# START OF Excerpted records

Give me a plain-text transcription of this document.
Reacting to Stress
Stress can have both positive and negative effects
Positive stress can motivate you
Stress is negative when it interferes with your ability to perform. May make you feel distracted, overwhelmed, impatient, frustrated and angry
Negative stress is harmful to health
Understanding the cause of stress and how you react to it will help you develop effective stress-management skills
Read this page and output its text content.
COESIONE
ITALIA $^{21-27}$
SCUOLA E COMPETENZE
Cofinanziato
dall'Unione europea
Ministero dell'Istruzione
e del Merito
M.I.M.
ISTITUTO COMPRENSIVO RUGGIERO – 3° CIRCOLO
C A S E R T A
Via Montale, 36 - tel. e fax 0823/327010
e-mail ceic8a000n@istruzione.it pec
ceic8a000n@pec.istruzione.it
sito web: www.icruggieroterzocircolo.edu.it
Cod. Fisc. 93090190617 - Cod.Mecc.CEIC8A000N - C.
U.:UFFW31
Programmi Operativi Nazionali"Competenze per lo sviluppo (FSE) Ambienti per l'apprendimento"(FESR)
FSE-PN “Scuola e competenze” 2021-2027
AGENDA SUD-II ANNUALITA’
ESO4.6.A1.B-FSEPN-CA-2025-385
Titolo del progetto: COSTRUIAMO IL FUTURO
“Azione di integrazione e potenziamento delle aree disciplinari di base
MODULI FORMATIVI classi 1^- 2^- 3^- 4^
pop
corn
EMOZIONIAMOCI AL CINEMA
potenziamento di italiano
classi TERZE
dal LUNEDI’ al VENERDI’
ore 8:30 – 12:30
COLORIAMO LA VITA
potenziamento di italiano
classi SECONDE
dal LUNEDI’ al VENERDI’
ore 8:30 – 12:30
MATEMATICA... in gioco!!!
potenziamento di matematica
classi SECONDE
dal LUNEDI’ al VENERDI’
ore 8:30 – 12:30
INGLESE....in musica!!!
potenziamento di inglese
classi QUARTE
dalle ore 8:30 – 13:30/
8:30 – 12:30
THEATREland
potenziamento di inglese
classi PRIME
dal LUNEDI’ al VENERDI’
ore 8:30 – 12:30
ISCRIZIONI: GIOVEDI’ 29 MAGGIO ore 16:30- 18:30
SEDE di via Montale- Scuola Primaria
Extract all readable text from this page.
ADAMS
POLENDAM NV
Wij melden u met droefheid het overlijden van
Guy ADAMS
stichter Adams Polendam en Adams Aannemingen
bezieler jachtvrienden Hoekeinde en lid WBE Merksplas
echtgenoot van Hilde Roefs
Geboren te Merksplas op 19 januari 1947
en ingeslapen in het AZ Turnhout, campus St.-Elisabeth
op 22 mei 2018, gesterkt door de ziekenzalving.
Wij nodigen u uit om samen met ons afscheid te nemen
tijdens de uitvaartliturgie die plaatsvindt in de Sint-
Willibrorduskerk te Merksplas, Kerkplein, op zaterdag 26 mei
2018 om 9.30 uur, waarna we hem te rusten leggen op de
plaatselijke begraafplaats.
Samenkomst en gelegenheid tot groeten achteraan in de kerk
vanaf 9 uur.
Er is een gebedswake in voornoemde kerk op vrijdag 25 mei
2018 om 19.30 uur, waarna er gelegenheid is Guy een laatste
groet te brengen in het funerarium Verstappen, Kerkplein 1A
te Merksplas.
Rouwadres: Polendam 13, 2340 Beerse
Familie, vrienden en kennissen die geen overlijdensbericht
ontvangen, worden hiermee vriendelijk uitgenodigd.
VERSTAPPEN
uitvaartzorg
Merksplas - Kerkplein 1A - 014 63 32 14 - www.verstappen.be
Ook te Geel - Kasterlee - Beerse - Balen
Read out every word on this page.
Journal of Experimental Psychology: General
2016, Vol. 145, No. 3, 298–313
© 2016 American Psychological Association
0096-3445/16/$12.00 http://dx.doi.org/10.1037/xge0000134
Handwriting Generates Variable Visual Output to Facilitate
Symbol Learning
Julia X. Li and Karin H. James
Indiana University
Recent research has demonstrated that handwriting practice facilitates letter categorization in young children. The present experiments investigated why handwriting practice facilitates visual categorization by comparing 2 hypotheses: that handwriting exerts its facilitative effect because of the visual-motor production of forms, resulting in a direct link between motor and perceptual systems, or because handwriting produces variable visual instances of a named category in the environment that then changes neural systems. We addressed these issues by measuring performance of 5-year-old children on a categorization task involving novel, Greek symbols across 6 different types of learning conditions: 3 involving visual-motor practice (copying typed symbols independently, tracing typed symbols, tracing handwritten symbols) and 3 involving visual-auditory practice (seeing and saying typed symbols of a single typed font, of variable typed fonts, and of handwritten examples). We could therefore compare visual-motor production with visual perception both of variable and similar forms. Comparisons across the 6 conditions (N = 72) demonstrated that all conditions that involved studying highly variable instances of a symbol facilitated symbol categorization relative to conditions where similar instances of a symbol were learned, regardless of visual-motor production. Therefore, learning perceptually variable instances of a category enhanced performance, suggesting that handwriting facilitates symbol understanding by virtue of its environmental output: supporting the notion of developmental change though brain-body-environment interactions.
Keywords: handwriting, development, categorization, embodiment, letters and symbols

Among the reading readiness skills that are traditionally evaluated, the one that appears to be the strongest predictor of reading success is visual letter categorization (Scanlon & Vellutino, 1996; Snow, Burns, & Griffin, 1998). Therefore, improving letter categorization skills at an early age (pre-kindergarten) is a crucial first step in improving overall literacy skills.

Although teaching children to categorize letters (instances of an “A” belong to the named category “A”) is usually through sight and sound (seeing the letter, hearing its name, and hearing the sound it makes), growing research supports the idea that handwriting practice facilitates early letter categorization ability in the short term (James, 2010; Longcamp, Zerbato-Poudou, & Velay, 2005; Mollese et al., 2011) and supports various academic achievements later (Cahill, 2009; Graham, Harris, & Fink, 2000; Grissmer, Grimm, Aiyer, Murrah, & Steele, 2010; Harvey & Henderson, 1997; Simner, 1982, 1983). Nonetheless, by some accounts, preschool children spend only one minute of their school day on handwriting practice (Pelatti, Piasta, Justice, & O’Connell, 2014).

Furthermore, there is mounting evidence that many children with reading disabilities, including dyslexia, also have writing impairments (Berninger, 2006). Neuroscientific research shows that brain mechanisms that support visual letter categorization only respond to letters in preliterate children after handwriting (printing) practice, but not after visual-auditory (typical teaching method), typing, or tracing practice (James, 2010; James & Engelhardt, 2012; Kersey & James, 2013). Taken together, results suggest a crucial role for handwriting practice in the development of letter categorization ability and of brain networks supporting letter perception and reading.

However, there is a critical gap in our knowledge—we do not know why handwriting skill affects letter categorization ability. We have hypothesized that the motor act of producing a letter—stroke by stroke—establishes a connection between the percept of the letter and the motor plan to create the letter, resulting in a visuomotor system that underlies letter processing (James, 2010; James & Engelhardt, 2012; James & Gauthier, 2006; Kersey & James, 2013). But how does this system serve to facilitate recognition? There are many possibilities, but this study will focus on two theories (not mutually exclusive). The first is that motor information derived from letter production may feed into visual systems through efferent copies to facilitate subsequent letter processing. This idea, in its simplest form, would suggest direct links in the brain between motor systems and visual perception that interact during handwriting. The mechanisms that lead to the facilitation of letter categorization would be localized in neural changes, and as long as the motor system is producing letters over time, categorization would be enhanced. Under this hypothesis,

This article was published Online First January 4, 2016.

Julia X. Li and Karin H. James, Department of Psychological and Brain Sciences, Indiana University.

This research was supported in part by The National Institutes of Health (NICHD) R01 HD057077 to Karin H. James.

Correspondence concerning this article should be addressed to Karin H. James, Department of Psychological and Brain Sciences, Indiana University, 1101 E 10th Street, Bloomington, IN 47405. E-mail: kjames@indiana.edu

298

# END OF Excerpted records

_What the task requires_: Check each line of the data above for the word "text" and say how many lines have it. Give the number alone.

_Completed exercise_: 3